--- ENTRIES ---

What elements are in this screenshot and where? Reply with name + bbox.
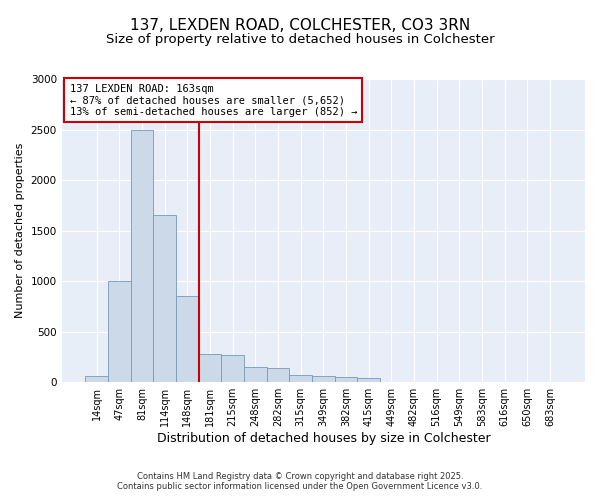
Bar [358,378,380,382]
Text: Contains public sector information licensed under the Open Government Licence v3: Contains public sector information licen… [118,482,482,491]
Text: 137, LEXDEN ROAD, COLCHESTER, CO3 3RN: 137, LEXDEN ROAD, COLCHESTER, CO3 3RN [130,18,470,32]
Text: Contains HM Land Registry data © Crown copyright and database right 2025.: Contains HM Land Registry data © Crown c… [137,472,463,481]
Bar [154,216,176,382]
Bar [289,375,312,382]
Bar [312,376,335,382]
Bar [266,368,289,382]
Text: Size of property relative to detached houses in Colchester: Size of property relative to detached ho… [106,32,494,46]
Bar [85,376,108,382]
Text: 137 LEXDEN ROAD: 163sqm
← 87% of detached houses are smaller (5,652)
13% of semi: 137 LEXDEN ROAD: 163sqm ← 87% of detache… [70,84,357,116]
Bar [244,366,266,382]
Bar [335,377,358,382]
Bar [199,354,221,382]
Bar [176,296,199,382]
Bar [221,355,244,382]
Bar [131,130,154,382]
X-axis label: Distribution of detached houses by size in Colchester: Distribution of detached houses by size … [157,432,490,445]
Bar [108,281,131,382]
Y-axis label: Number of detached properties: Number of detached properties [15,143,25,318]
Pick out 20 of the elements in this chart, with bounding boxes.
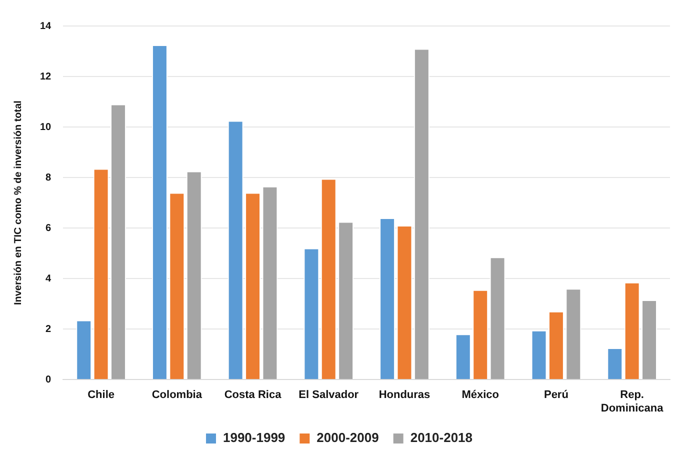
x-tick-label: Costa Rica <box>224 389 282 402</box>
x-tick-label: El Salvador <box>298 389 360 402</box>
legend-label: 1990-1999 <box>222 430 286 446</box>
legend-label: 2000-2009 <box>316 430 379 446</box>
y-tick-label: 10 <box>40 122 52 133</box>
y-tick-label: 12 <box>40 71 52 82</box>
x-tick-label: Chile <box>88 389 115 402</box>
y-tick-label: 4 <box>46 273 52 284</box>
x-tick-label: Colombia <box>152 389 203 402</box>
y-axis-title: Inversión en TIC como % de inversión total <box>12 100 24 306</box>
x-tick-label: Honduras <box>378 389 430 402</box>
x-tick-label: Perú <box>544 389 568 402</box>
legend-label: 2010-2018 <box>410 430 473 446</box>
y-tick-label: 6 <box>46 222 52 234</box>
y-tick-label: 14 <box>40 20 52 32</box>
y-tick-label: 2 <box>46 324 52 335</box>
x-tick-label: Rep. Dominicana <box>600 389 664 414</box>
x-tick-label: México <box>462 389 500 402</box>
y-tick-label: 0 <box>46 374 52 386</box>
y-tick-label: 8 <box>46 172 52 184</box>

---

> _EXERCISE_: Reproduce every line of the listing above verbatim, leaving out the picture lines.

> _SOLUTION TO THE PROBLEM_:
What elements are in this screenshot and where? Reply with name + bbox.
Bar [358,378,380,382]
Text: Contains public sector information licensed under the Open Government Licence v3: Contains public sector information licen… [118,482,482,491]
Text: 137, LEXDEN ROAD, COLCHESTER, CO3 3RN: 137, LEXDEN ROAD, COLCHESTER, CO3 3RN [130,18,470,32]
Text: Contains HM Land Registry data © Crown copyright and database right 2025.: Contains HM Land Registry data © Crown c… [137,472,463,481]
Bar [154,216,176,382]
Bar [289,375,312,382]
Bar [312,376,335,382]
Bar [266,368,289,382]
Text: Size of property relative to detached houses in Colchester: Size of property relative to detached ho… [106,32,494,46]
Bar [85,376,108,382]
Text: 137 LEXDEN ROAD: 163sqm
← 87% of detached houses are smaller (5,652)
13% of semi: 137 LEXDEN ROAD: 163sqm ← 87% of detache… [70,84,357,116]
Bar [244,366,266,382]
Bar [335,377,358,382]
Bar [199,354,221,382]
Bar [176,296,199,382]
Bar [221,355,244,382]
Bar [131,130,154,382]
X-axis label: Distribution of detached houses by size in Colchester: Distribution of detached houses by size … [157,432,490,445]
Bar [108,281,131,382]
Y-axis label: Number of detached properties: Number of detached properties [15,143,25,318]
Pick out 20 of the elements in this chart, with bounding boxes.
x-tick-label: Costa Rica <box>224 389 282 402</box>
x-tick-label: El Salvador <box>298 389 360 402</box>
legend-label: 1990-1999 <box>222 430 286 446</box>
legend-label: 2000-2009 <box>316 430 379 446</box>
y-tick-label: 10 <box>40 122 52 133</box>
y-tick-label: 12 <box>40 71 52 82</box>
x-tick-label: Chile <box>88 389 115 402</box>
y-tick-label: 4 <box>46 273 52 284</box>
x-tick-label: Colombia <box>152 389 203 402</box>
y-axis-title: Inversión en TIC como % de inversión total <box>12 100 24 306</box>
x-tick-label: Honduras <box>378 389 430 402</box>
x-tick-label: Perú <box>544 389 568 402</box>
legend-label: 2010-2018 <box>410 430 473 446</box>
y-tick-label: 6 <box>46 222 52 234</box>
y-tick-label: 14 <box>40 20 52 32</box>
y-tick-label: 2 <box>46 324 52 335</box>
x-tick-label: Rep. Dominicana <box>600 389 664 414</box>
x-tick-label: México <box>462 389 500 402</box>
y-tick-label: 0 <box>46 374 52 386</box>
y-tick-label: 8 <box>46 172 52 184</box>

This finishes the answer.